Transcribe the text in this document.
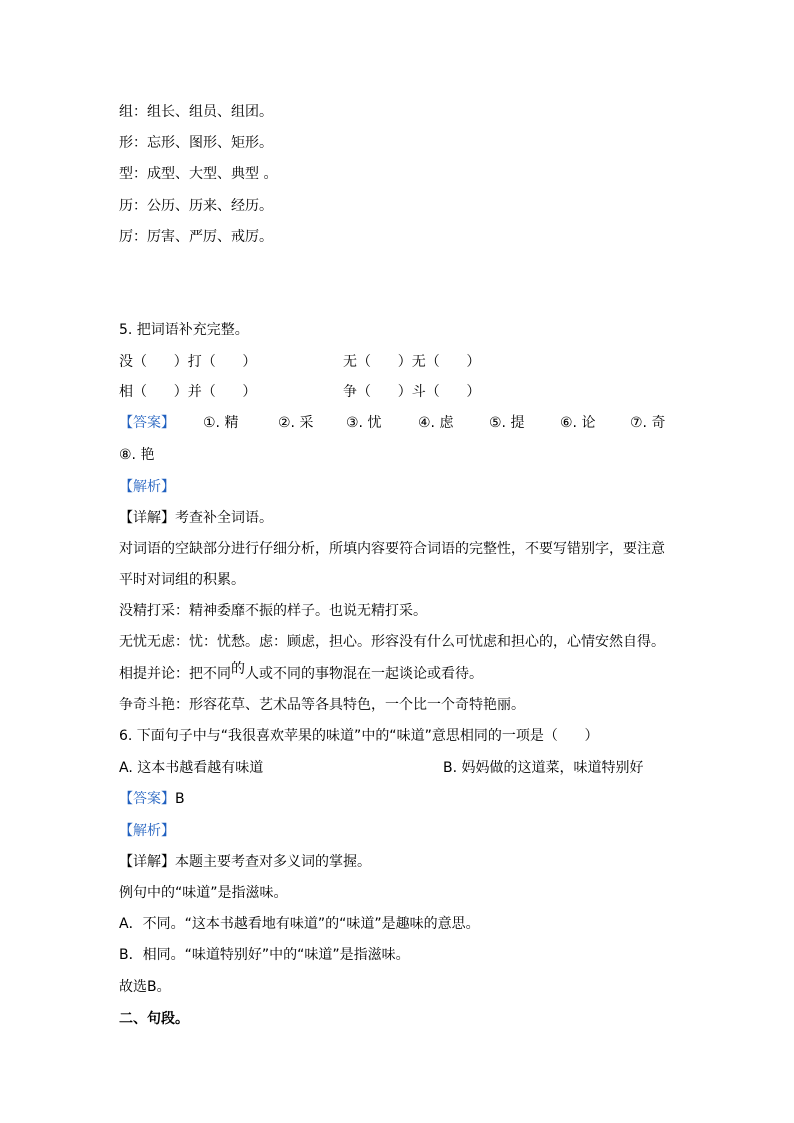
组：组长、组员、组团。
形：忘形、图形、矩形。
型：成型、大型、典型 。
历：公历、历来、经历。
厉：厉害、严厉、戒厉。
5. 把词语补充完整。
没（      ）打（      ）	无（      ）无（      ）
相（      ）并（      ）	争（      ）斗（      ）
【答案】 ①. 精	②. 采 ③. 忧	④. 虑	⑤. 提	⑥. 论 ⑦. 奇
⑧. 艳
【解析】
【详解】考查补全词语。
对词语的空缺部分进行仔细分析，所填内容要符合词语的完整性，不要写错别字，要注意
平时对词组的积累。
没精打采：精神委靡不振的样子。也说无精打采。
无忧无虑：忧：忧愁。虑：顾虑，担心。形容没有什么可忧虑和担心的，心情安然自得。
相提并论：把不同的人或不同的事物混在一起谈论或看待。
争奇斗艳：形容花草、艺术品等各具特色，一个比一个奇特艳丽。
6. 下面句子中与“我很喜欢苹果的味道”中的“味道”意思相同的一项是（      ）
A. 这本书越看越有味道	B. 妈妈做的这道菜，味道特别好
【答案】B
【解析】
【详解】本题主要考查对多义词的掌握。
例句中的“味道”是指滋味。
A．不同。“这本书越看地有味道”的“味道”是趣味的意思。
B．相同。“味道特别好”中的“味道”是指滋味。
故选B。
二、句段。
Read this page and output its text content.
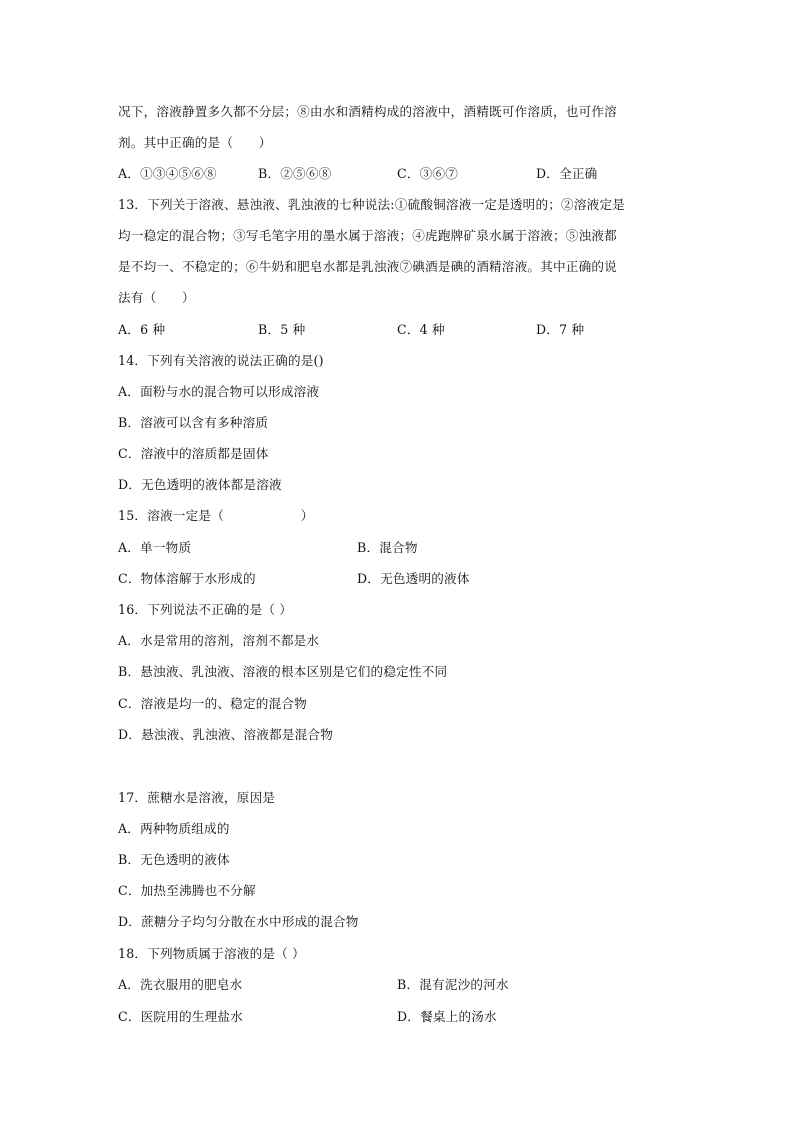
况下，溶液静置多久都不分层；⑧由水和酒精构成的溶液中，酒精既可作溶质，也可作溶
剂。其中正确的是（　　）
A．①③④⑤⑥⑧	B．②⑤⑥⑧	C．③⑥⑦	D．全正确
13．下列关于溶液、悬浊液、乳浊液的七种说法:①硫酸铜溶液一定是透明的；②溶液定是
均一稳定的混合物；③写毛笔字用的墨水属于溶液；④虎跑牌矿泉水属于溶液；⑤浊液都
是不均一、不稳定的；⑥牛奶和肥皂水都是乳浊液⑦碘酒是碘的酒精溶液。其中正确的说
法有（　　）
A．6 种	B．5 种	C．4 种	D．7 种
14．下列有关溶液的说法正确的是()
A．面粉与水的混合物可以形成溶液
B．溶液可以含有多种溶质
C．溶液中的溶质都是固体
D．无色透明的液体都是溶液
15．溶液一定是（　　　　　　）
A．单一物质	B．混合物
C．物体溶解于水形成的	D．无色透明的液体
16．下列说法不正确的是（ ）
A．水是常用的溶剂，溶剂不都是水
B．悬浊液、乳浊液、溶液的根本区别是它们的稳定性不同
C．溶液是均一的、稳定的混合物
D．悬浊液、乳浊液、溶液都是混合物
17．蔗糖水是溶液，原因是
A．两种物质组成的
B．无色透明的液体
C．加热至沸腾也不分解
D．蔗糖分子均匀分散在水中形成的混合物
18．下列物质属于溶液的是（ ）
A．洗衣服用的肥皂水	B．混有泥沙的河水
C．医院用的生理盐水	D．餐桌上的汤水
---
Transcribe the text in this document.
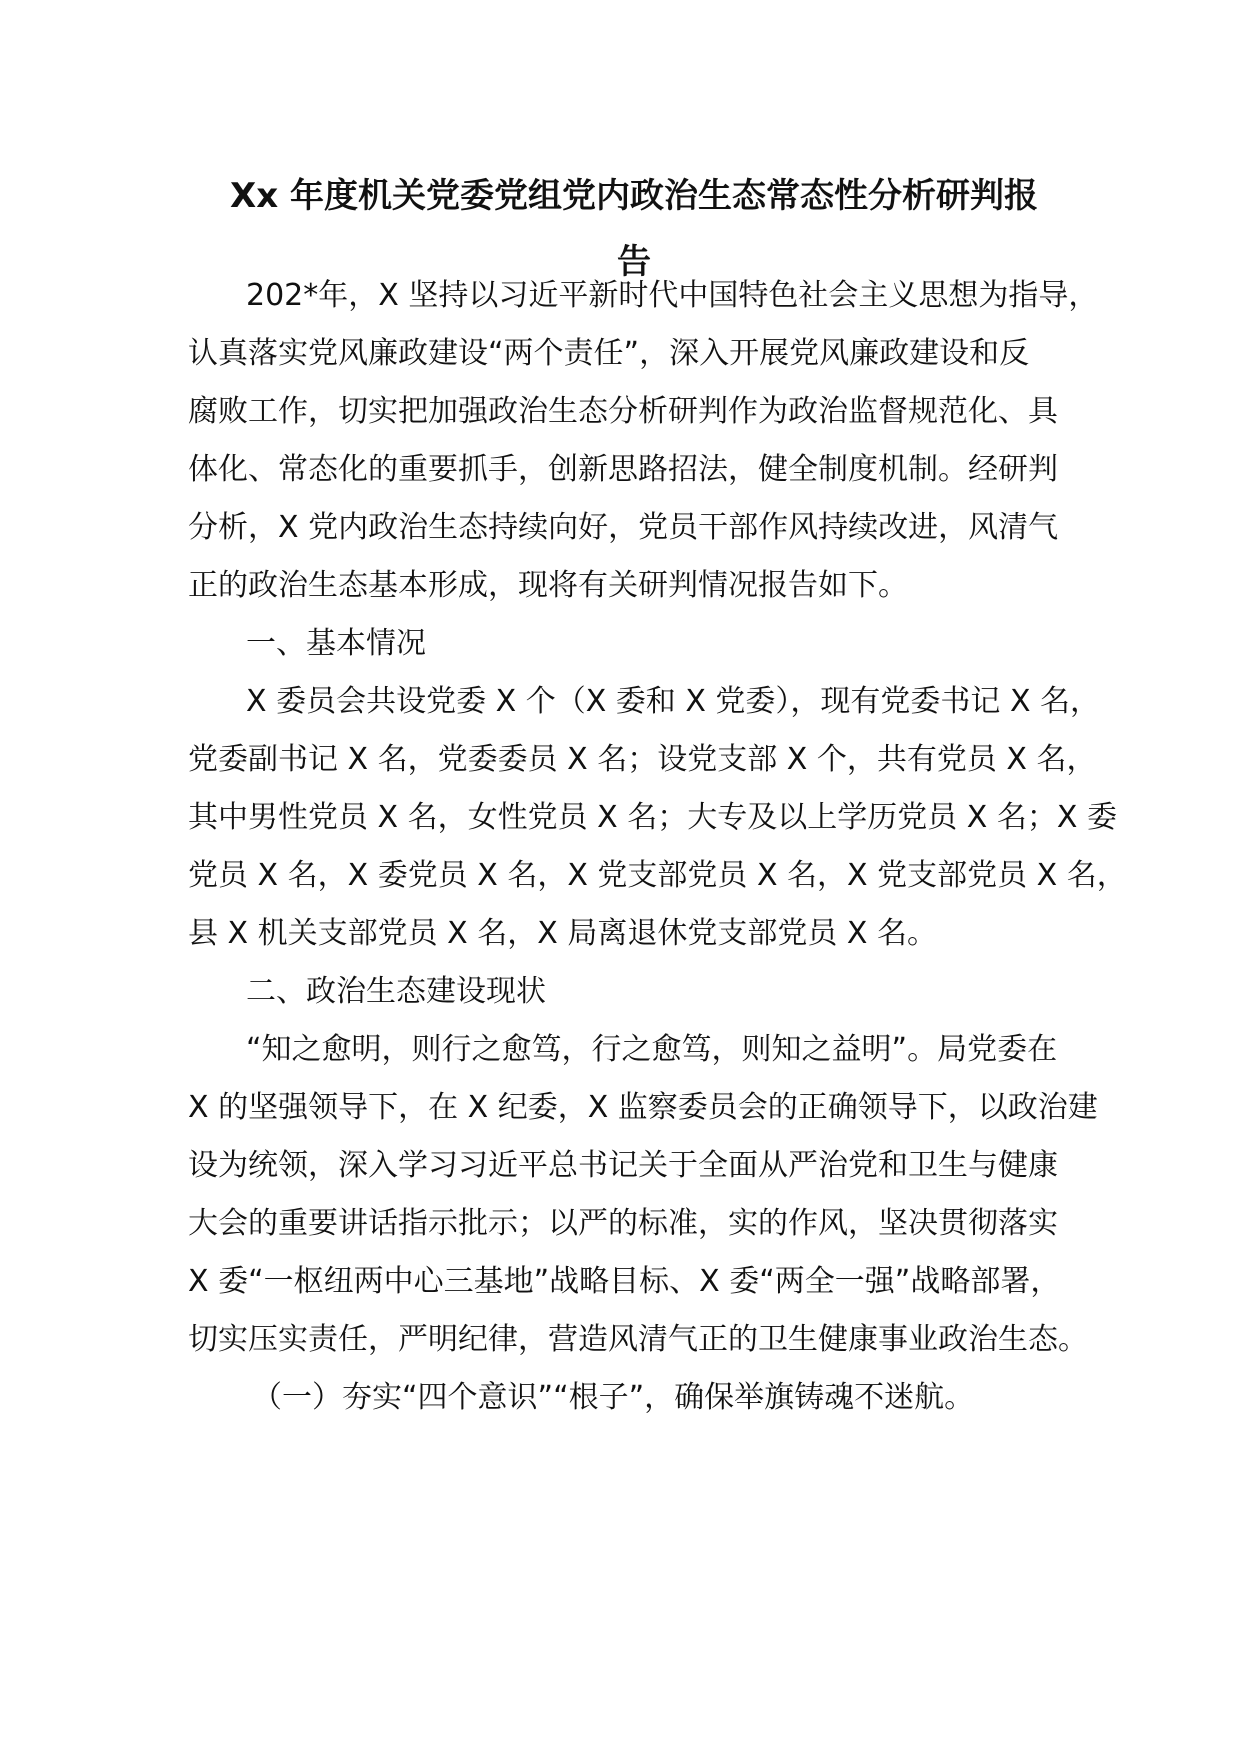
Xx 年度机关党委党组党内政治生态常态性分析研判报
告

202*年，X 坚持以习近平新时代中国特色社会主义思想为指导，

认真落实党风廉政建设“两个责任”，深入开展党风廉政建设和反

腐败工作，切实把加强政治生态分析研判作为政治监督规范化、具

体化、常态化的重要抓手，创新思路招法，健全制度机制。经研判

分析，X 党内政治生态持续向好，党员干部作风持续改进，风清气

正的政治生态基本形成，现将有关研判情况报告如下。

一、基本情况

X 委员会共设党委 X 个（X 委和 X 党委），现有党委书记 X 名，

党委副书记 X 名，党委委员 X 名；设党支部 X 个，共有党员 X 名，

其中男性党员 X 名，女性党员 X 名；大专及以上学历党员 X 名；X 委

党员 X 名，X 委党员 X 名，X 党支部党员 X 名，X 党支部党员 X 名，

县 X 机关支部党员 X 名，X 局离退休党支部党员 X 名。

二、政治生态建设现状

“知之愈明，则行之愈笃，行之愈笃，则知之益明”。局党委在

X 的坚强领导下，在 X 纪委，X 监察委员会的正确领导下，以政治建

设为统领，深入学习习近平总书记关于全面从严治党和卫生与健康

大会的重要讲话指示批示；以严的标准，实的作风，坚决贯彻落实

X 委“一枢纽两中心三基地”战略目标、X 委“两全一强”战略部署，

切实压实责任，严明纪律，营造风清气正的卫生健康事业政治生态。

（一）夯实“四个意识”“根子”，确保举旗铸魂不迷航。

§ **Goal**: Show, from the material above, each line that includes the string "味道特别好".

§ **Final result**:
A. 这本书越看越有味道	B. 妈妈做的这道菜，味道特别好
B．相同。“味道特别好”中的“味道”是指滋味。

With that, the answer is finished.